§ STATED EXERCISE:
Give a count of the lines below that have the string "работников" in them, with no other words.

§ PROVIDED MATERIAL:
☆ ☆ ☆

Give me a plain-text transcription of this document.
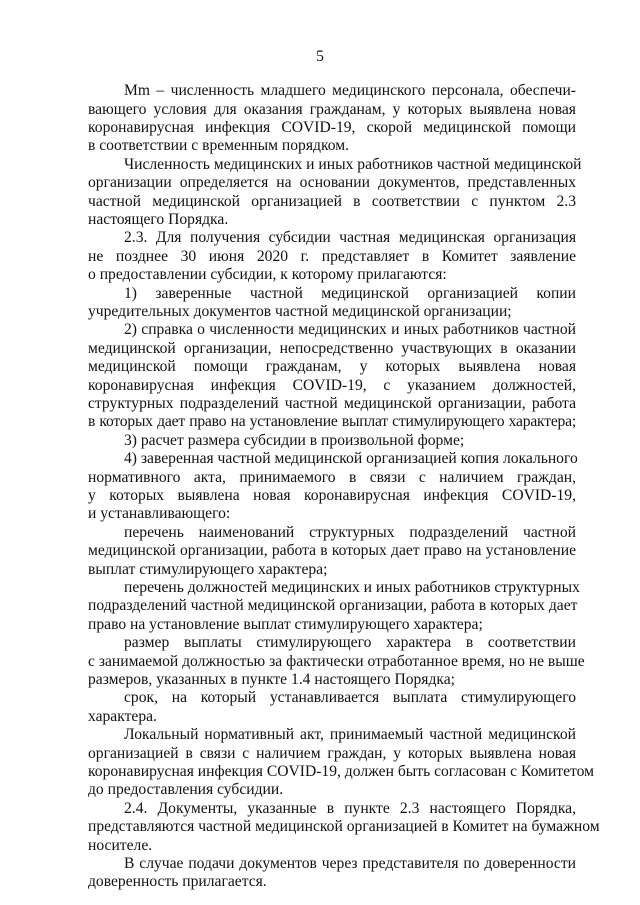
5
Mm – численность младшего медицинского персонала, обеспечи-
вающего условия для оказания гражданам, у которых выявлена новая
коронавирусная инфекция COVID-19, скорой медицинской помощи
в соответствии с временным порядком.
Численность медицинских и иных работников частной медицинской
организации определяется на основании документов, представленных
частной медицинской организацией в соответствии с пунктом 2.3
настоящего Порядка.
2.3. Для получения субсидии частная медицинская организация
не позднее 30 июня 2020 г. представляет в Комитет заявление
о предоставлении субсидии, к которому прилагаются:
1) заверенные частной медицинской организацией копии
учредительных документов частной медицинской организации;
2) справка о численности медицинских и иных работников частной
медицинской организации, непосредственно участвующих в оказании
медицинской помощи гражданам, у которых выявлена новая
коронавирусная инфекция COVID-19, с указанием должностей,
структурных подразделений частной медицинской организации, работа
в которых дает право на установление выплат стимулирующего характера;
3) расчет размера субсидии в произвольной форме;
4) заверенная частной медицинской организацией копия локального
нормативного акта, принимаемого в связи с наличием граждан,
у которых выявлена новая коронавирусная инфекция COVID-19,
и устанавливающего:
перечень наименований структурных подразделений частной
медицинской организации, работа в которых дает право на установление
выплат стимулирующего характера;
перечень должностей медицинских и иных работников структурных
подразделений частной медицинской организации, работа в которых дает
право на установление выплат стимулирующего характера;
размер выплаты стимулирующего характера в соответствии
с занимаемой должностью за фактически отработанное время, но не выше
размеров, указанных в пункте 1.4 настоящего Порядка;
срок, на который устанавливается выплата стимулирующего
характера.
Локальный нормативный акт, принимаемый частной медицинской
организацией в связи с наличием граждан, у которых выявлена новая
коронавирусная инфекция COVID-19, должен быть согласован с Комитетом
до предоставления субсидии.
2.4. Документы, указанные в пункте 2.3 настоящего Порядка,
представляются частной медицинской организацией в Комитет на бумажном
носителе.
В случае подачи документов через представителя по доверенности
доверенность прилагается.
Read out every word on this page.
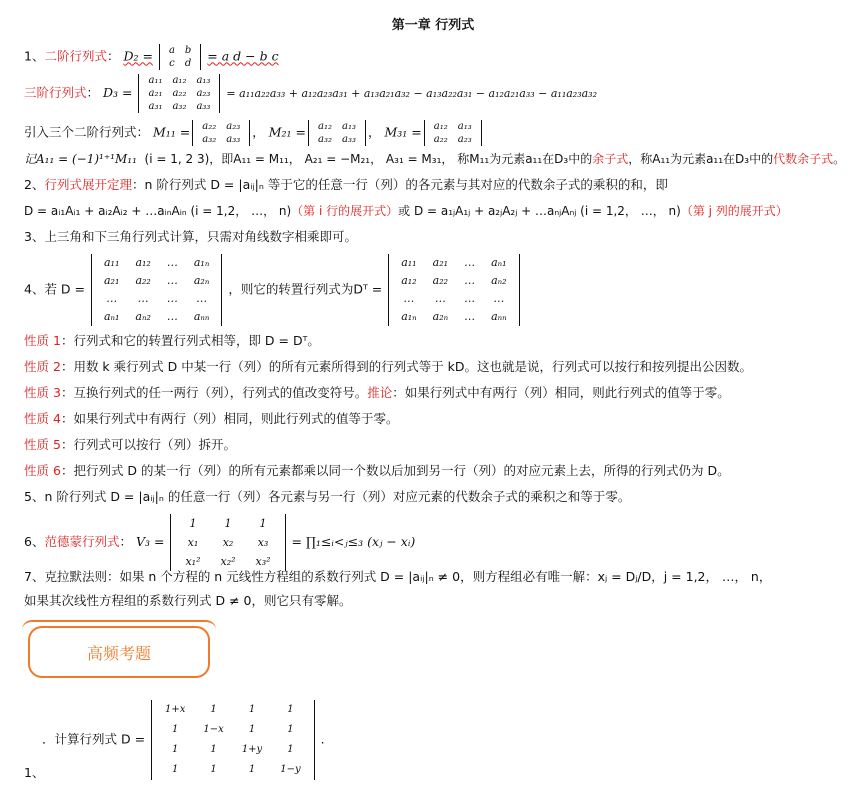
第一章 行列式
1、二阶行列式： D₂ = a	b
c	d = a d − b c
三阶行列式： D₃ =
a₁₁	a₁₂	a₁₃
a₂₁	a₂₂	a₂₃
a₃₁	a₃₂	a₃₃
= a₁₁a₂₂a₃₃ + a₁₂a₂₃a₃₁ + a₁₃a₂₁a₃₂ − a₁₃a₂₂a₃₁ − a₁₂a₂₁a₃₃ − a₁₁a₂₃a₃₂
引入三个二阶行列式： M₁₁ = a₂₂	a₂₃
a₃₂	a₃₃ ， M₂₁ = a₁₂	a₁₃
a₃₂	a₃₃ ， M₃₁ = a₁₂	a₁₃
a₂₂	a₂₃
记A₁₁ = (−1)¹⁺¹M₁₁ (i = 1, 2 3)，即A₁₁ = M₁₁， A₂₁ = −M₂₁， A₃₁ = M₃₁， 称M₁₁为元素a₁₁在D₃中的余子式，称A₁₁为元素a₁₁在D₃中的代数余子式。
2、行列式展开定理：n 阶行列式 D = |aᵢⱼ|ₙ 等于它的任意一行（列）的各元素与其对应的代数余子式的乘积的和，即
D = aᵢ₁Aᵢ₁ + aᵢ₂Aᵢ₂ + …aᵢₙAᵢₙ (i = 1,2， …， n)（第 i 行的展开式）或 D = a₁ⱼA₁ⱼ + a₂ⱼA₂ⱼ + …aₙⱼAₙⱼ (i = 1,2， …， n)（第 j 列的展开式）
3、上三角和下三角行列式计算，只需对角线数字相乘即可。
4、若 D =
a₁₁	a₁₂	…	a₁ₙ
a₂₁	a₂₂	…	a₂ₙ
…	…	…	…
aₙ₁	aₙ₂	…	aₙₙ
，则它的转置行列式为Dᵀ =
a₁₁	a₂₁	…	aₙ₁
a₁₂	a₂₂	…	aₙ₂
…	…	…	…
a₁ₙ	a₂ₙ	…	aₙₙ
性质 1：行列式和它的转置行列式相等，即 D = Dᵀ。
性质 2：用数 k 乘行列式 D 中某一行（列）的所有元素所得到的行列式等于 kD。这也就是说，行列式可以按行和按列提出公因数。
性质 3：互换行列式的任一两行（列），行列式的值改变符号。推论：如果行列式中有两行（列）相同，则此行列式的值等于零。
性质 4：如果行列式中有两行（列）相同，则此行列式的值等于零。
性质 5：行列式可以按行（列）拆开。
性质 6：把行列式 D 的某一行（列）的所有元素都乘以同一个数以后加到另一行（列）的对应元素上去，所得的行列式仍为 D。
5、n 阶行列式 D = |aᵢⱼ|ₙ 的任意一行（列）各元素与另一行（列）对应元素的代数余子式的乘积之和等于零。
6、范德蒙行列式： V₃ =
1	1	1
x₁	x₂	x₃
x₁²	x₂²	x₃²
= ∏₁≤ᵢ<ⱼ≤₃ (xⱼ − xᵢ)
7、克拉默法则：如果 n 个方程的 n 元线性方程组的系数行列式 D = |aᵢⱼ|ₙ ≠ 0，则方程组必有唯一解：xⱼ = Dⱼ/D，j = 1,2， …， n，
如果其次线性方程组的系数行列式 D ≠ 0，则它只有零解。
高频考题
．计算行列式 D =
1+x	1	1	1
1	1−x	1	1
1	1	1+y	1
1	1	1	1−y
.
1、
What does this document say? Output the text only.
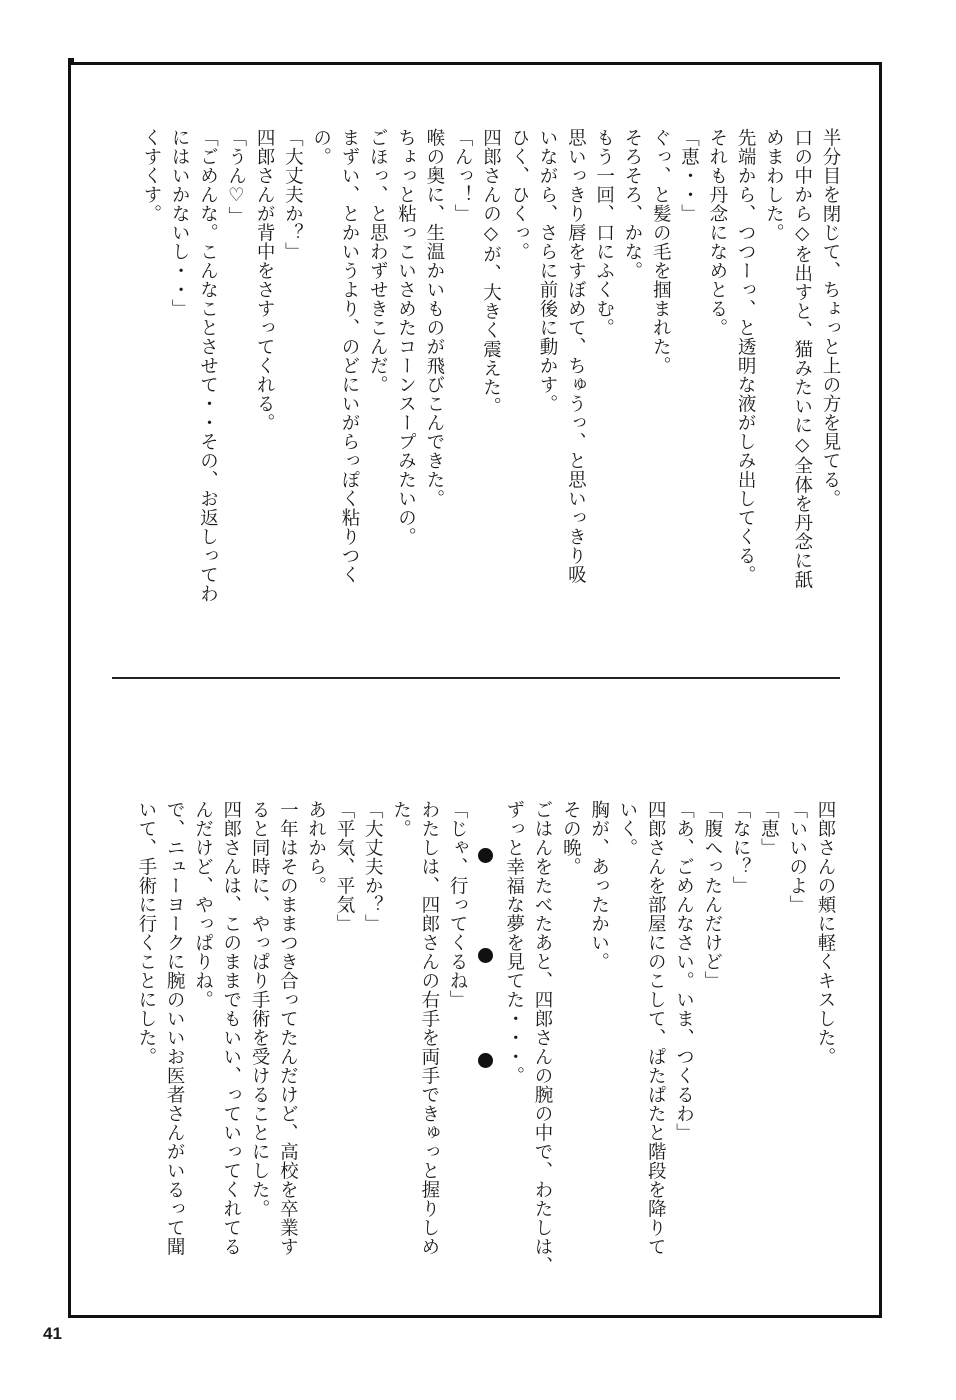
半分目を閉じて、ちょっと上の方を見てる。
口の中から◇を出すと、猫みたいに◇全体を丹念に舐
めまわした。
先端から、つつーっ、と透明な液がしみ出してくる。
それも丹念になめとる。
「恵・・」
ぐっ、と髪の毛を掴まれた。
そろそろ、かな。
もう一回、口にふくむ。
思いっきり唇をすぼめて、ちゅうっ、と思いっきり吸
いながら、さらに前後に動かす。
ひく、ひくっ。
四郎さんの◇が、大きく震えた。
「んっ！」
喉の奥に、生温かいものが飛びこんできた。
ちょっと粘っこいさめたコーンスープみたいの。
ごほっ、と思わずせきこんだ。
まずい、とかいうより、のどにいがらっぽく粘りつく
の。
「大丈夫か？」
四郎さんが背中をさすってくれる。
「うん♡」
「ごめんな。こんなことさせて・・その、お返しってわ
にはいかないし・・」
くすくす。
四郎さんの頬に軽くキスした。
「いいのよ」
「恵」
「なに？」
「腹へったんだけど」
「あ、ごめんなさい。いま、つくるわ」
四郎さんを部屋にのこして、ぱたぱたと階段を降りて
いく。
胸が、あったかい。
その晩。
ごはんをたべたあと、四郎さんの腕の中で、わたしは、
ずっと幸福な夢を見てた・・・。
「じゃ、行ってくるね」
わたしは、四郎さんの右手を両手できゅっと握りしめ
た。
「大丈夫か？」
「平気、平気」
あれから。
一年はそのままつき合ってたんだけど、高校を卒業す
ると同時に、やっぱり手術を受けることにした。
四郎さんは、このままでもいい、っていってくれてる
んだけど、やっぱりね。
で、ニューヨークに腕のいいお医者さんがいるって聞
いて、手術に行くことにした。
41
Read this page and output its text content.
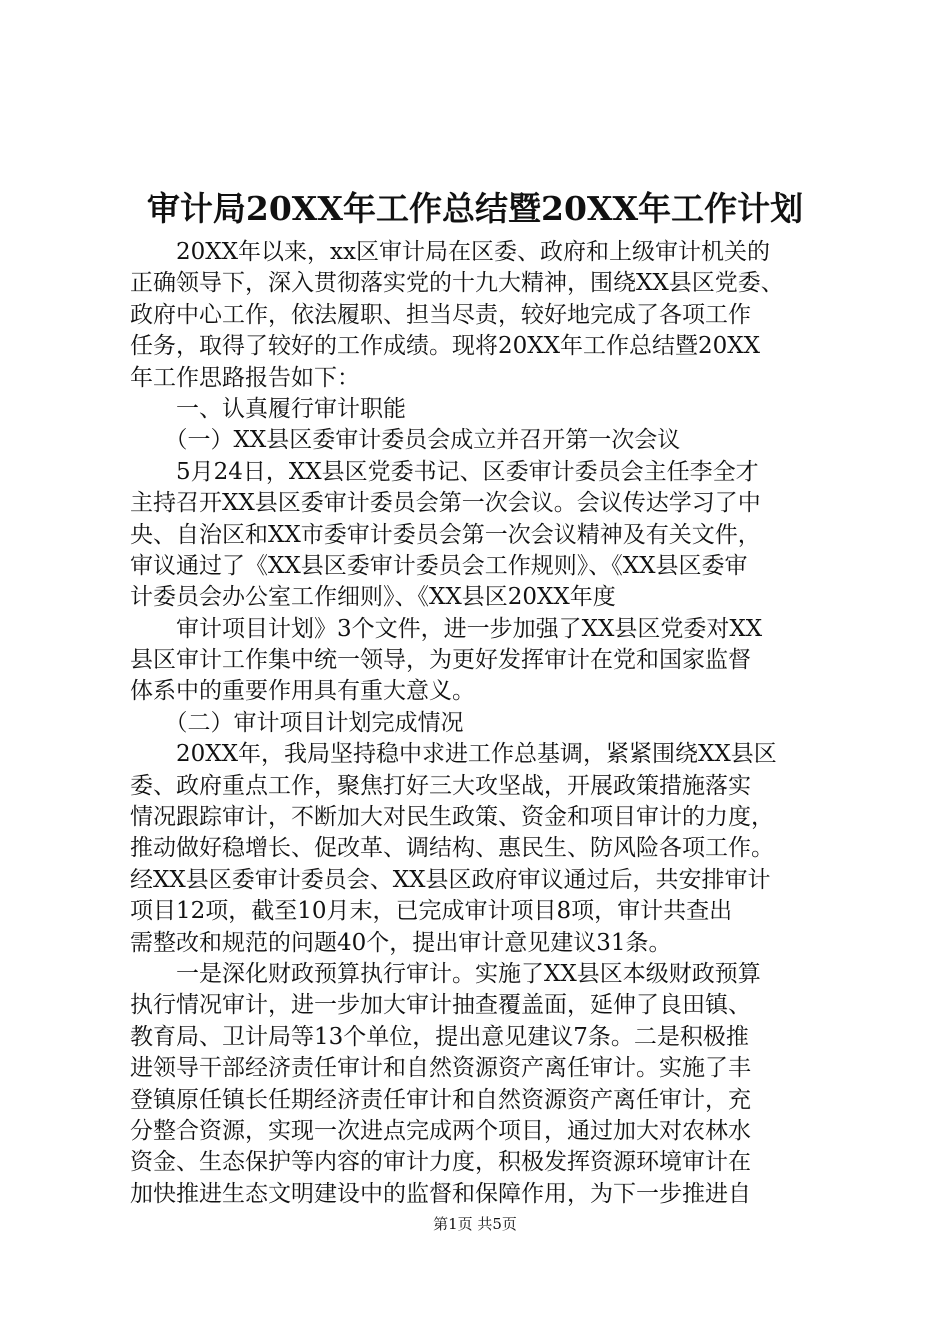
审计局20XX年工作总结暨20XX年工作计划
　　20XX年以来，xx区审计局在区委、政府和上级审计机关的
正确领导下，深入贯彻落实党的十九大精神，围绕XX县区党委、
政府中心工作，依法履职、担当尽责，较好地完成了各项工作
任务，取得了较好的工作成绩。现将20XX年工作总结暨20XX
年工作思路报告如下：
　　一、认真履行审计职能
　　（一）XX县区委审计委员会成立并召开第一次会议
　　5月24日，XX县区党委书记、区委审计委员会主任李全才
主持召开XX县区委审计委员会第一次会议。会议传达学习了中
央、自治区和XX市委审计委员会第一次会议精神及有关文件，
审议通过了《XX县区委审计委员会工作规则》、《XX县区委审
计委员会办公室工作细则》、《XX县区20XX年度
　　审计项目计划》3个文件，进一步加强了XX县区党委对XX
县区审计工作集中统一领导，为更好发挥审计在党和国家监督
体系中的重要作用具有重大意义。
　　（二）审计项目计划完成情况
　　20XX年，我局坚持稳中求进工作总基调，紧紧围绕XX县区
委、政府重点工作，聚焦打好三大攻坚战，开展政策措施落实
情况跟踪审计，不断加大对民生政策、资金和项目审计的力度，
推动做好稳增长、促改革、调结构、惠民生、防风险各项工作。
经XX县区委审计委员会、XX县区政府审议通过后，共安排审计
项目12项，截至10月末，已完成审计项目8项，审计共查出
需整改和规范的问题40个，提出审计意见建议31条。
　　一是深化财政预算执行审计。实施了XX县区本级财政预算
执行情况审计，进一步加大审计抽查覆盖面，延伸了良田镇、
教育局、卫计局等13个单位，提出意见建议7条。二是积极推
进领导干部经济责任审计和自然资源资产离任审计。实施了丰
登镇原任镇长任期经济责任审计和自然资源资产离任审计，充
分整合资源，实现一次进点完成两个项目，通过加大对农林水
资金、生态保护等内容的审计力度，积极发挥资源环境审计在
加快推进生态文明建设中的监督和保障作用，为下一步推进自
第1页 共5页
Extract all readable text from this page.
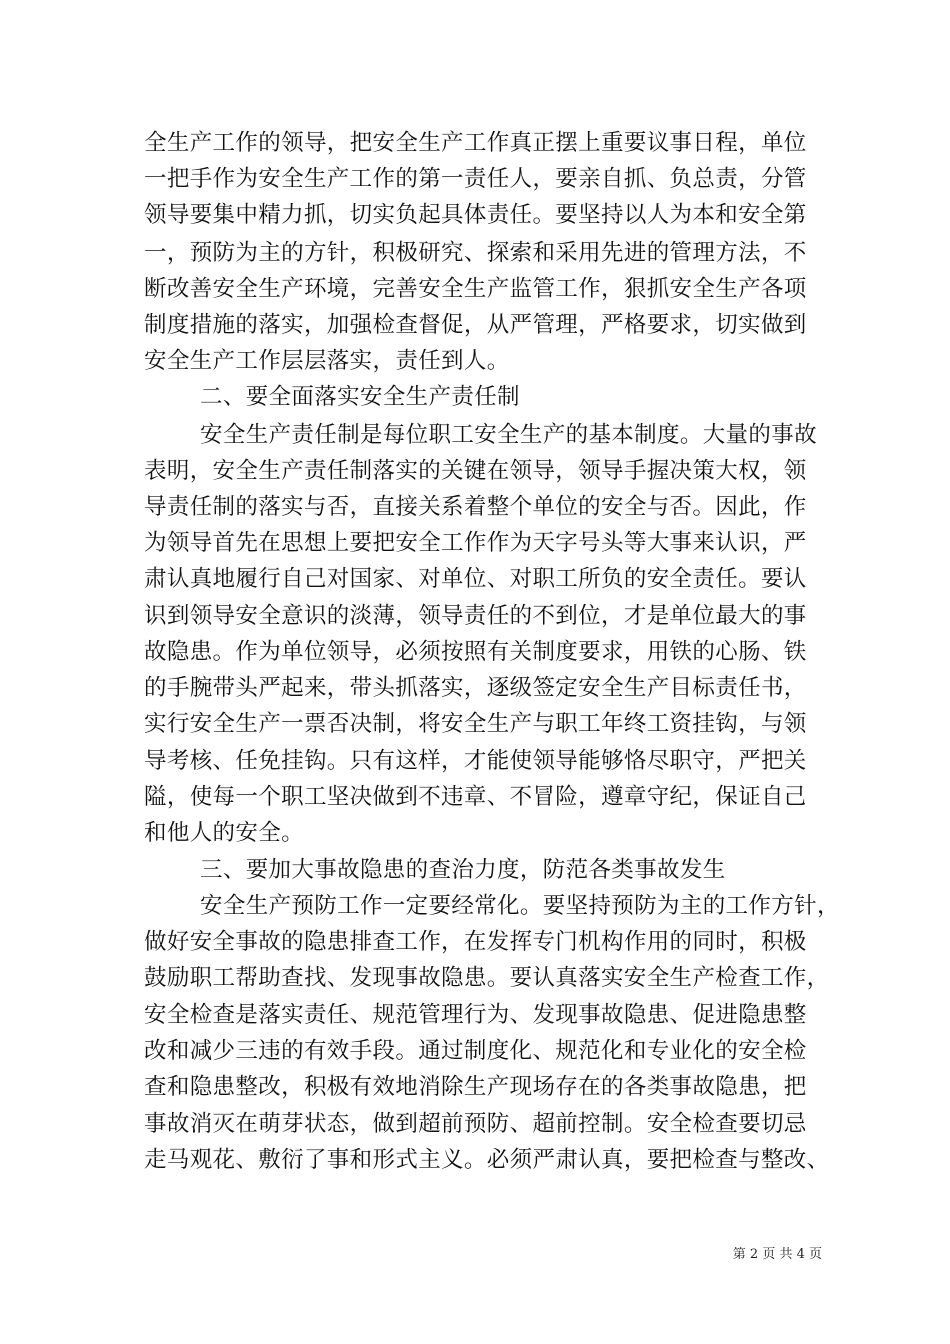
全生产工作的领导，把安全生产工作真正摆上重要议事日程，单位
一把手作为安全生产工作的第一责任人，要亲自抓、负总责，分管
领导要集中精力抓，切实负起具体责任。要坚持以人为本和安全第
一，预防为主的方针，积极研究、探索和采用先进的管理方法，不
断改善安全生产环境，完善安全生产监管工作，狠抓安全生产各项
制度措施的落实，加强检查督促，从严管理，严格要求，切实做到
安全生产工作层层落实，责任到人。
二、要全面落实安全生产责任制
安全生产责任制是每位职工安全生产的基本制度。大量的事故
表明，安全生产责任制落实的关键在领导，领导手握决策大权，领
导责任制的落实与否，直接关系着整个单位的安全与否。因此，作
为领导首先在思想上要把安全工作作为天字号头等大事来认识，严
肃认真地履行自己对国家、对单位、对职工所负的安全责任。要认
识到领导安全意识的淡薄，领导责任的不到位，才是单位最大的事
故隐患。作为单位领导，必须按照有关制度要求，用铁的心肠、铁
的手腕带头严起来，带头抓落实，逐级签定安全生产目标责任书，
实行安全生产一票否决制，将安全生产与职工年终工资挂钩，与领
导考核、任免挂钩。只有这样，才能使领导能够恪尽职守，严把关
隘，使每一个职工坚决做到不违章、不冒险，遵章守纪，保证自己
和他人的安全。
三、要加大事故隐患的查治力度，防范各类事故发生
安全生产预防工作一定要经常化。要坚持预防为主的工作方针，
做好安全事故的隐患排查工作，在发挥专门机构作用的同时，积极
鼓励职工帮助查找、发现事故隐患。要认真落实安全生产检查工作，
安全检查是落实责任、规范管理行为、发现事故隐患、促进隐患整
改和减少三违的有效手段。通过制度化、规范化和专业化的安全检
查和隐患整改，积极有效地消除生产现场存在的各类事故隐患，把
事故消灭在萌芽状态，做到超前预防、超前控制。安全检查要切忌
走马观花、敷衍了事和形式主义。必须严肃认真，要把检查与整改、
第 2 页 共 4 页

☆ ☆ ☆

§ COMPLETED EXERCISE:
3